- AUFGABENSTELLUNG 1: Filtere die weiter unten folgenden Datensätze und übernimm jede Zeile, in der die Zeichenfolge "landmass" vorkommt. Groß- und Kleinschreibung sind dabei zu beachten.

- - - - -

Die doppelte Prekarität - Aufstocker/innen zwischen Erwerbstätigkeit und Hartz IV

Von Dr. Julia Graf

12.04.2013 / DGB gegenblende, 09.04.2013

Auseinandersetzungen um Teilhabe und Gerechtigkeit drehen sich aktuell häufig um Verwerfungen auf dem Arbeitsmarkt, die sich unter anderem in prekärer Beschäftigung ausdrücken. Die Bandbreite an unterschiedlichen Erscheinungsformen prekärer Erwerbsarbeit eint dabei, dass sie mit einer niedrigen, existenziellen Absicherung von Individuen sowie geringen langfristigen Perspektiven einhergehen und damit prekäre - also unsichere - Folgewirkungen für Individuen entfalten (können)

- - - - -

- AUFGABENSTELLUNG 2: Welche Substantive werden im Artikel zur doppelten Prekarität durch eine Form des Adjektivs „prekär“ näher bestimmt? Nenne sie alle.

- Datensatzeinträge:
- - - - -

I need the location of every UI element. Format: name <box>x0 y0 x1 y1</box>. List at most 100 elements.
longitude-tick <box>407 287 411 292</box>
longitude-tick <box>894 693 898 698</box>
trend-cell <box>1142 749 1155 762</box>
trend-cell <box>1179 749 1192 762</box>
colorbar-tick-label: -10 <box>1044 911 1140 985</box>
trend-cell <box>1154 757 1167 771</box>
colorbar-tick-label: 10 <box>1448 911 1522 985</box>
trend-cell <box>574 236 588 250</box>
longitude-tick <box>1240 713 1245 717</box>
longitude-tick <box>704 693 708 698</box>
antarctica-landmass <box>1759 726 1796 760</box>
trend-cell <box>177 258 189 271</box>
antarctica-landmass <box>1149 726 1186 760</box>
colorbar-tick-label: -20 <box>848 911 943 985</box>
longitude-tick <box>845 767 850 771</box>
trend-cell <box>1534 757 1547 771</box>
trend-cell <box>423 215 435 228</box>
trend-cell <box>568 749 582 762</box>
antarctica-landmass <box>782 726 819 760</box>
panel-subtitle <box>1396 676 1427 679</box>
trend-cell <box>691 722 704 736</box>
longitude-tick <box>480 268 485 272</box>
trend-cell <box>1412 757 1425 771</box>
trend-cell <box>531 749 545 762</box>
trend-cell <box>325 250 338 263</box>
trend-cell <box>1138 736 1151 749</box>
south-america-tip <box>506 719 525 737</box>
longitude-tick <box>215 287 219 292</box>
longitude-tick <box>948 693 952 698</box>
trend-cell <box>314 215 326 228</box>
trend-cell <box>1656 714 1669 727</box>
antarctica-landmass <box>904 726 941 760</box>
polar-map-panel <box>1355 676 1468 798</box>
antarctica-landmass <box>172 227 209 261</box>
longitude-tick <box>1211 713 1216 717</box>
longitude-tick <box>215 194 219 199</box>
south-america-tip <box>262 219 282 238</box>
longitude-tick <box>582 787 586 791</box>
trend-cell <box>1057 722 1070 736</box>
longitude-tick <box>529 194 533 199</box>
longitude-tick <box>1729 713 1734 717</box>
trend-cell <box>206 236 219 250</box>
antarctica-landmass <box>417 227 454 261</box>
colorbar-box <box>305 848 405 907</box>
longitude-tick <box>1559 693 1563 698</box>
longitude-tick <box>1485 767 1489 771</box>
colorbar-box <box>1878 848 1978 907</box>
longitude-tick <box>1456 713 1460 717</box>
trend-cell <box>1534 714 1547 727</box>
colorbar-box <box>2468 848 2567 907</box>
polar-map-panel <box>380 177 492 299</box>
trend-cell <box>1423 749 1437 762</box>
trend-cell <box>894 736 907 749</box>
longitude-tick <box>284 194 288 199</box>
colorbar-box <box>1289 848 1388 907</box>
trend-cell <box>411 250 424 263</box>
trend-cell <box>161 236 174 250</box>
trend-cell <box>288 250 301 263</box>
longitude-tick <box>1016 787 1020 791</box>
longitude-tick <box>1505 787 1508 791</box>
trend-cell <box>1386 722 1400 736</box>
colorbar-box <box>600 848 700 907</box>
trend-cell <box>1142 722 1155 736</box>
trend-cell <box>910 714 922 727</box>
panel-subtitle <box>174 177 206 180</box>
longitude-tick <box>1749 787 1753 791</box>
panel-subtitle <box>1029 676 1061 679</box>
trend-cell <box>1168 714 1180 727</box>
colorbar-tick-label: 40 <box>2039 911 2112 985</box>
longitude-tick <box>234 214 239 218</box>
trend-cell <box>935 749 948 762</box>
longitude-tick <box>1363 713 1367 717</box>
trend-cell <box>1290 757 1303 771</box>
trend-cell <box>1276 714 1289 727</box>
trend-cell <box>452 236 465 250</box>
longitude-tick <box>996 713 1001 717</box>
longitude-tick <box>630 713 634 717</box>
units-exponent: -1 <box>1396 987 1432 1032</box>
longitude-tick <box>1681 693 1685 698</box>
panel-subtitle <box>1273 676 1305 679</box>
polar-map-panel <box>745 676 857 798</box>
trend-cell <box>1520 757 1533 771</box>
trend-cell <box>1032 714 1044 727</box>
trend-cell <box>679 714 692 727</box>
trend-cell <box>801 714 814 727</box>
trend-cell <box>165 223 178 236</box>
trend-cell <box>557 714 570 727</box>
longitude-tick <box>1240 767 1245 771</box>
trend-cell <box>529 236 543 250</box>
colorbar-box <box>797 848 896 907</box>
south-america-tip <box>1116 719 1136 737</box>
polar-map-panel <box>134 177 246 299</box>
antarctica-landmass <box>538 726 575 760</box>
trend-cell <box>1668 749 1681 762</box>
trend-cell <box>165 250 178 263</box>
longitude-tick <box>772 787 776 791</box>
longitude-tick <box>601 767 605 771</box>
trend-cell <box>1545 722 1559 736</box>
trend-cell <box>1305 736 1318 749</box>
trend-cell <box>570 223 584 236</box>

- - - - -

- LÖSUNG 1:
antarctica-landmass <box>1759 726 1796 760</box>
antarctica-landmass <box>1149 726 1186 760</box>
antarctica-landmass <box>782 726 819 760</box>
antarctica-landmass <box>904 726 941 760</box>
antarctica-landmass <box>172 227 209 261</box>
antarctica-landmass <box>417 227 454 261</box>
antarctica-landmass <box>538 726 575 760</box>

- LÖSUNG 2: Beschäftigung, Erwerbsarbeit, Folgewirkungen